Show all lines of the listing that hold the word "label".

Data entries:
[start]

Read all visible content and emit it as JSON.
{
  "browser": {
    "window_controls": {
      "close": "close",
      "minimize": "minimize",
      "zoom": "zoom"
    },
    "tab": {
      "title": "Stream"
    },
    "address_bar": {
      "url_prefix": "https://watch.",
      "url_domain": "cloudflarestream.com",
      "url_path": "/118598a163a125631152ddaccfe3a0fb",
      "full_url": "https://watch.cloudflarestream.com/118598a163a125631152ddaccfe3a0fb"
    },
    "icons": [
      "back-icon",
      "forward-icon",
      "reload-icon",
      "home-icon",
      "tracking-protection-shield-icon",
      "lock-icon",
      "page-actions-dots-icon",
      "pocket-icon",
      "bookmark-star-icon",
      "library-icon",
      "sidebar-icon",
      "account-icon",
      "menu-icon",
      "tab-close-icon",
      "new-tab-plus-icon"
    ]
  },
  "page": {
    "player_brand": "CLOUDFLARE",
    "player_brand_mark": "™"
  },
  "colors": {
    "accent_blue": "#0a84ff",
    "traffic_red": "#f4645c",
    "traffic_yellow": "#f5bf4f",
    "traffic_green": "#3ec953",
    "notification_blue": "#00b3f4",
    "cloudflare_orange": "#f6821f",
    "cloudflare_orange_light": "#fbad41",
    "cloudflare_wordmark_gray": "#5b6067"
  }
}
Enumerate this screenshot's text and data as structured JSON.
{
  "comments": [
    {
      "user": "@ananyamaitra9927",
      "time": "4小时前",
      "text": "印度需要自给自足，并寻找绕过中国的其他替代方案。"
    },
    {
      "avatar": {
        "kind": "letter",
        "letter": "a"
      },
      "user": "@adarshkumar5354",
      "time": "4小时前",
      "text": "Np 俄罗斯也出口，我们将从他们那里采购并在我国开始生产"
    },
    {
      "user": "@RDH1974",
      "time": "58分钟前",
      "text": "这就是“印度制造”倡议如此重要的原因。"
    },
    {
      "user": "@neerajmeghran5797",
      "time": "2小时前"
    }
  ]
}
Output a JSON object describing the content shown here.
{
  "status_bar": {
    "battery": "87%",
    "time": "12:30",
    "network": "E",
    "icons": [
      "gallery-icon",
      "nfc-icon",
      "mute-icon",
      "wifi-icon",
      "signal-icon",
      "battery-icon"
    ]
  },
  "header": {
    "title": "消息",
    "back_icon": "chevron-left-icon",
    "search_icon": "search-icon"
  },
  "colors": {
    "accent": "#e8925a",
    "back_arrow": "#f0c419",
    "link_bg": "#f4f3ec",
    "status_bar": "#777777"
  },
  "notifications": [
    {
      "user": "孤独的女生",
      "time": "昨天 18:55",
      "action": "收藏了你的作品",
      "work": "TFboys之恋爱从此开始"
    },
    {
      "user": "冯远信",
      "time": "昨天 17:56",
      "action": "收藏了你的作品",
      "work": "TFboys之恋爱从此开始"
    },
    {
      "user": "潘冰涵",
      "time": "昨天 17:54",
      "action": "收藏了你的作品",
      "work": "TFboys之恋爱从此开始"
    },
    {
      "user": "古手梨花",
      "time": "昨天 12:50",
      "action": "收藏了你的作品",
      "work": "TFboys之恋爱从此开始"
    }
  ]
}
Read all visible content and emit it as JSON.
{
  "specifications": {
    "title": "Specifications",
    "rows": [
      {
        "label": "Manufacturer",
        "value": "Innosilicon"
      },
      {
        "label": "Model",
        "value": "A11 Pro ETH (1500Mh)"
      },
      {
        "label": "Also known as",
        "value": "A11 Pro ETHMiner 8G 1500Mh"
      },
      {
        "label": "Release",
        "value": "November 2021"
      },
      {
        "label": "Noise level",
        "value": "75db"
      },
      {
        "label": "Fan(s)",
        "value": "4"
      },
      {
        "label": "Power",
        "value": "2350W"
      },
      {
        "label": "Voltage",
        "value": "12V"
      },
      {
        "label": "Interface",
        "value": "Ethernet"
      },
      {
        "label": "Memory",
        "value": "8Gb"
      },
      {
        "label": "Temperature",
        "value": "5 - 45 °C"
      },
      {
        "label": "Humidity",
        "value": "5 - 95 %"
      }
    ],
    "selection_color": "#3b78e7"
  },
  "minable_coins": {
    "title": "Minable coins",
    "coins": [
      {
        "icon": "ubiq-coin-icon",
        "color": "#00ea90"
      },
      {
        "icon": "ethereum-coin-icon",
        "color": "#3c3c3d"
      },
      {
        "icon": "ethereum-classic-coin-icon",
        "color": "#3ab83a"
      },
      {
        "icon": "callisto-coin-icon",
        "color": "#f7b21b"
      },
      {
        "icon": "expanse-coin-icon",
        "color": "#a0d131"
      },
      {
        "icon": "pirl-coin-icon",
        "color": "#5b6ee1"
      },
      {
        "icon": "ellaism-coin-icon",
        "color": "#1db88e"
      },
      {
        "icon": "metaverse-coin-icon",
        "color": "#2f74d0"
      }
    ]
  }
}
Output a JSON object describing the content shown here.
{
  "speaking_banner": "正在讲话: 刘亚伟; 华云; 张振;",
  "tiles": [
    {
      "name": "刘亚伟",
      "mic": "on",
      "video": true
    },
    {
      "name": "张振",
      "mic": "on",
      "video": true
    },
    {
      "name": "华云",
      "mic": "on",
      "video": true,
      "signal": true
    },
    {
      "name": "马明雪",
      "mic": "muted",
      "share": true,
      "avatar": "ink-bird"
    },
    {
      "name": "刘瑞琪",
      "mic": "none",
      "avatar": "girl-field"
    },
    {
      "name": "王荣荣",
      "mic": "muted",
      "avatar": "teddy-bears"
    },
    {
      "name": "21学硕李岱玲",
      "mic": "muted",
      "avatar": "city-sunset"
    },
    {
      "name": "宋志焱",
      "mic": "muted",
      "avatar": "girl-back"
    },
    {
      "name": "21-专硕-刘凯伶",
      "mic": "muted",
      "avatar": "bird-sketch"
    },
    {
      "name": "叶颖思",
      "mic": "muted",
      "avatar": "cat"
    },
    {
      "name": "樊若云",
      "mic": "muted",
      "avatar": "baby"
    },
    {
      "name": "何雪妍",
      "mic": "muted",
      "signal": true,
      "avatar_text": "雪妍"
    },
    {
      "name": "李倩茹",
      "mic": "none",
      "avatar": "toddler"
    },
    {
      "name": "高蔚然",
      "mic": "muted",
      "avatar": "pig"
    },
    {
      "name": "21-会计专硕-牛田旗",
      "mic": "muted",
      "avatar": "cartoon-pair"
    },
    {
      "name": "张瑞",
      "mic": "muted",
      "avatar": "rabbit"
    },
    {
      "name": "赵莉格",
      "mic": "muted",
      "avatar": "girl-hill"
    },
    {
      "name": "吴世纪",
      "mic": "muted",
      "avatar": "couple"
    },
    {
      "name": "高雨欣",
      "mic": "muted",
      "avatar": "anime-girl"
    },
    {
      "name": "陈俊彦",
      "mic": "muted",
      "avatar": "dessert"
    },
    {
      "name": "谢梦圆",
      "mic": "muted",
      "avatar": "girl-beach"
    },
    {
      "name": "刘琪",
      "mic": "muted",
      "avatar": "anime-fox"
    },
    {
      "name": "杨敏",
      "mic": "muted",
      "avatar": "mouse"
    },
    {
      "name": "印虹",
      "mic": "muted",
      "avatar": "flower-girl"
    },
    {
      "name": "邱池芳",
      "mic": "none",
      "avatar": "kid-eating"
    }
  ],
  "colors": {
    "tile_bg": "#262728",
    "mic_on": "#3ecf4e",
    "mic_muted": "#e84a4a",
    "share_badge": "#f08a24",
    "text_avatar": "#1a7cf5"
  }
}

[end]

### ANSWER BELOW
        "label": "Manufacturer",
        "label": "Model",
        "label": "Also known as",
        "label": "Release",
        "label": "Noise level",
        "label": "Fan(s)",
        "label": "Power",
        "label": "Voltage",
        "label": "Interface",
        "label": "Memory",
        "label": "Temperature",
        "label": "Humidity",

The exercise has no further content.